Extract every line where the string "toss" appears.
Start Data shown
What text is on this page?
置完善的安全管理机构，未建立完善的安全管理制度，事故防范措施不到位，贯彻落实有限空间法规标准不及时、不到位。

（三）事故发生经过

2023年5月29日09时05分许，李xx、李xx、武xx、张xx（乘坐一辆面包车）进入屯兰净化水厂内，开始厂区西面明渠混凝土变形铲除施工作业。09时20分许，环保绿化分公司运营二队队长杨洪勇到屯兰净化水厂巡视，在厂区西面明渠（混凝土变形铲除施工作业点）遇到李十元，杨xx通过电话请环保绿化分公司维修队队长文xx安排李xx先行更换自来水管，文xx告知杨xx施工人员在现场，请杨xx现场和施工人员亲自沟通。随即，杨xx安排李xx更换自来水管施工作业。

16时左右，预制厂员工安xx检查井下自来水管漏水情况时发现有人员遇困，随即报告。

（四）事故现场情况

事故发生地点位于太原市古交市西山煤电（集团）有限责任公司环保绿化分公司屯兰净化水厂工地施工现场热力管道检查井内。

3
End Data shown
Start Data shown
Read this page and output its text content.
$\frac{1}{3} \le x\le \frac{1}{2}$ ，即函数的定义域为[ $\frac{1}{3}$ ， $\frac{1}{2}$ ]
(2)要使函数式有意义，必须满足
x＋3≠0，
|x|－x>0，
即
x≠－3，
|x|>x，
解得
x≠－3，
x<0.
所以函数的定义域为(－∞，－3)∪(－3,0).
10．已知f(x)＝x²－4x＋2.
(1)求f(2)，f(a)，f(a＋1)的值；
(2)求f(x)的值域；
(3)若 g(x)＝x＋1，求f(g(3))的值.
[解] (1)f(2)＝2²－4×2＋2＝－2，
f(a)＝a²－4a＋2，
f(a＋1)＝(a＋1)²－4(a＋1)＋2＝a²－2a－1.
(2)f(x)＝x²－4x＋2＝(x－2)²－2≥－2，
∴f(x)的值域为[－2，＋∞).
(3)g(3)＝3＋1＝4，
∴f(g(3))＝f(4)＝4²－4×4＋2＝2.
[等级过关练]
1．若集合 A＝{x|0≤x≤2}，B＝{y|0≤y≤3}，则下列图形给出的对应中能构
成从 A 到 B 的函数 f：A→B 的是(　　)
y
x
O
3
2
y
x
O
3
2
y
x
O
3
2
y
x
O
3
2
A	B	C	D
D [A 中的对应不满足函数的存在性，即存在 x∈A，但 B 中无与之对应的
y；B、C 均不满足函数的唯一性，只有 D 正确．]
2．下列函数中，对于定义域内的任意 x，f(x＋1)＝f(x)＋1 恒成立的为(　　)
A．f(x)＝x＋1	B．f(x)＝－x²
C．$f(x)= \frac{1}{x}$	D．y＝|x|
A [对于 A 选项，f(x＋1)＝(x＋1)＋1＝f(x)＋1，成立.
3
End Data shown
Start Data shown
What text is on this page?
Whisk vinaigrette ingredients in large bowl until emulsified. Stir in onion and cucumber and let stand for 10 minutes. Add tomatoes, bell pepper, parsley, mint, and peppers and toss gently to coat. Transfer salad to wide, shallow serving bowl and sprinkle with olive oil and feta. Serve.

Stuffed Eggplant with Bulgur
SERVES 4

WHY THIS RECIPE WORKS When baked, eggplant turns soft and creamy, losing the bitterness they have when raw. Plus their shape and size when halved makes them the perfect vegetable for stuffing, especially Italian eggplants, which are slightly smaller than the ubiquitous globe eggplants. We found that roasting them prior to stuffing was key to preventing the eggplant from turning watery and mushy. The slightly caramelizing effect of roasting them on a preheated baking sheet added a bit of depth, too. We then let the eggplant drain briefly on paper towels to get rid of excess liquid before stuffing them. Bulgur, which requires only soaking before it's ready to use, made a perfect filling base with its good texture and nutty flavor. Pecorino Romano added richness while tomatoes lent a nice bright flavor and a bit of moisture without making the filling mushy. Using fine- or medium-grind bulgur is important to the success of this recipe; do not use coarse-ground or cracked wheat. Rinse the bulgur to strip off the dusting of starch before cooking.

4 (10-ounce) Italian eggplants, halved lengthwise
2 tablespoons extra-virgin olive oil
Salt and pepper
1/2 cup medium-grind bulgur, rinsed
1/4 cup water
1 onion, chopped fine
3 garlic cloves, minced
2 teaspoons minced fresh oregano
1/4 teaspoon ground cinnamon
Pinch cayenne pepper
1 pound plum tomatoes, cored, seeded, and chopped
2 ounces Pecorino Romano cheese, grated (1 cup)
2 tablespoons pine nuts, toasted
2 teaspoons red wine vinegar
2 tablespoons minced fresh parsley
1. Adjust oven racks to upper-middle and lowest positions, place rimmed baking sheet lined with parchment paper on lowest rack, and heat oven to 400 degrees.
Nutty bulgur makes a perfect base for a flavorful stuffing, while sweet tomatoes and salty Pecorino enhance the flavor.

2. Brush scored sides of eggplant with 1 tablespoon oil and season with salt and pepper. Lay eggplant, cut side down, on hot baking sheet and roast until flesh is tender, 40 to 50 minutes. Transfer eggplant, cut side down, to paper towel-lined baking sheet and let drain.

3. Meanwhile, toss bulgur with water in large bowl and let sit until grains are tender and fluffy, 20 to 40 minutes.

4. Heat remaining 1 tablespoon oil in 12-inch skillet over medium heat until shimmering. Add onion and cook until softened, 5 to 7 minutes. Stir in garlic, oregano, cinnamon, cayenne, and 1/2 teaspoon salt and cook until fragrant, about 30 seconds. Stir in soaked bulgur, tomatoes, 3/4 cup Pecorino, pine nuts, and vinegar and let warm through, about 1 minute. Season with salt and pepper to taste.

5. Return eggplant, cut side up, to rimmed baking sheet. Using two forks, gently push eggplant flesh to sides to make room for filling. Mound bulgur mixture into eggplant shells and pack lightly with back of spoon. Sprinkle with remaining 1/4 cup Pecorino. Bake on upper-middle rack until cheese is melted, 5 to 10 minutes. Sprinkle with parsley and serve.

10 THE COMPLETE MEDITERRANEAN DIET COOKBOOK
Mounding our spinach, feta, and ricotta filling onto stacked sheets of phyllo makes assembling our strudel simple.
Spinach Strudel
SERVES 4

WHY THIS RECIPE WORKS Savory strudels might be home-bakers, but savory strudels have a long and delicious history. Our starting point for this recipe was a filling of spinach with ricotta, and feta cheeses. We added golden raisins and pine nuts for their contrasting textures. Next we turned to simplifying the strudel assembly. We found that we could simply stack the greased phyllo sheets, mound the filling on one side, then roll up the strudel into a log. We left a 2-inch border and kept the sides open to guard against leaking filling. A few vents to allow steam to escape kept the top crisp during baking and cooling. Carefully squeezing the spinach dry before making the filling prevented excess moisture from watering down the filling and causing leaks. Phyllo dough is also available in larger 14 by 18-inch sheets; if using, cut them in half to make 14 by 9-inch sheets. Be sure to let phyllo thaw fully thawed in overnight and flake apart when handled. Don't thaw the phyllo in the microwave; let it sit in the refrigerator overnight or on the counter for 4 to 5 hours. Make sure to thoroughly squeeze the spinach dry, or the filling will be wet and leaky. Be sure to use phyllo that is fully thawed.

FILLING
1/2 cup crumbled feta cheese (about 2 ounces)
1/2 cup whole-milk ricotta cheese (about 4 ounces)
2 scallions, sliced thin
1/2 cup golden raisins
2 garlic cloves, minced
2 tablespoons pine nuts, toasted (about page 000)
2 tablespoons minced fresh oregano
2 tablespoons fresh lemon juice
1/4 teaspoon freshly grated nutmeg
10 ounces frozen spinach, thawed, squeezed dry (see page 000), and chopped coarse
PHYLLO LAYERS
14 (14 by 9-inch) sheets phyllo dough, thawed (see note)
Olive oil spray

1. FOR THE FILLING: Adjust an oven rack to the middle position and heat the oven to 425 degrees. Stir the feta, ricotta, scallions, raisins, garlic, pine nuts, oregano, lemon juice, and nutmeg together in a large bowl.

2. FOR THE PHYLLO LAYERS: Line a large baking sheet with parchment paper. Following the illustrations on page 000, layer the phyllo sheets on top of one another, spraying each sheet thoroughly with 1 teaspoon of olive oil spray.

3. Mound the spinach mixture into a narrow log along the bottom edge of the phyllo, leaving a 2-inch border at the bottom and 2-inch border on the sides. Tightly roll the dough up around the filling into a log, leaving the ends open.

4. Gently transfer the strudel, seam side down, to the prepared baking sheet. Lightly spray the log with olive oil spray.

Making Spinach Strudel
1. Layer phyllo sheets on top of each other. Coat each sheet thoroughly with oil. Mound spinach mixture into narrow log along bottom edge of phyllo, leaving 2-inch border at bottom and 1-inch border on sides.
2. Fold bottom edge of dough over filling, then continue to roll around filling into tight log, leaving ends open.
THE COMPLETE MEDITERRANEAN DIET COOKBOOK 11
End Data shown
Completed task:
Whisk vinaigrette ingredients in large bowl until emulsified. Stir in onion and cucumber and let stand for 10 minutes. Add tomatoes, bell pepper, parsley, mint, and peppers and toss gently to coat. Transfer salad to wide, shallow serving bowl and sprinkle with olive oil and feta. Serve.
3. Meanwhile, toss bulgur with water in large bowl and let sit until grains are tender and fluffy, 20 to 40 minutes.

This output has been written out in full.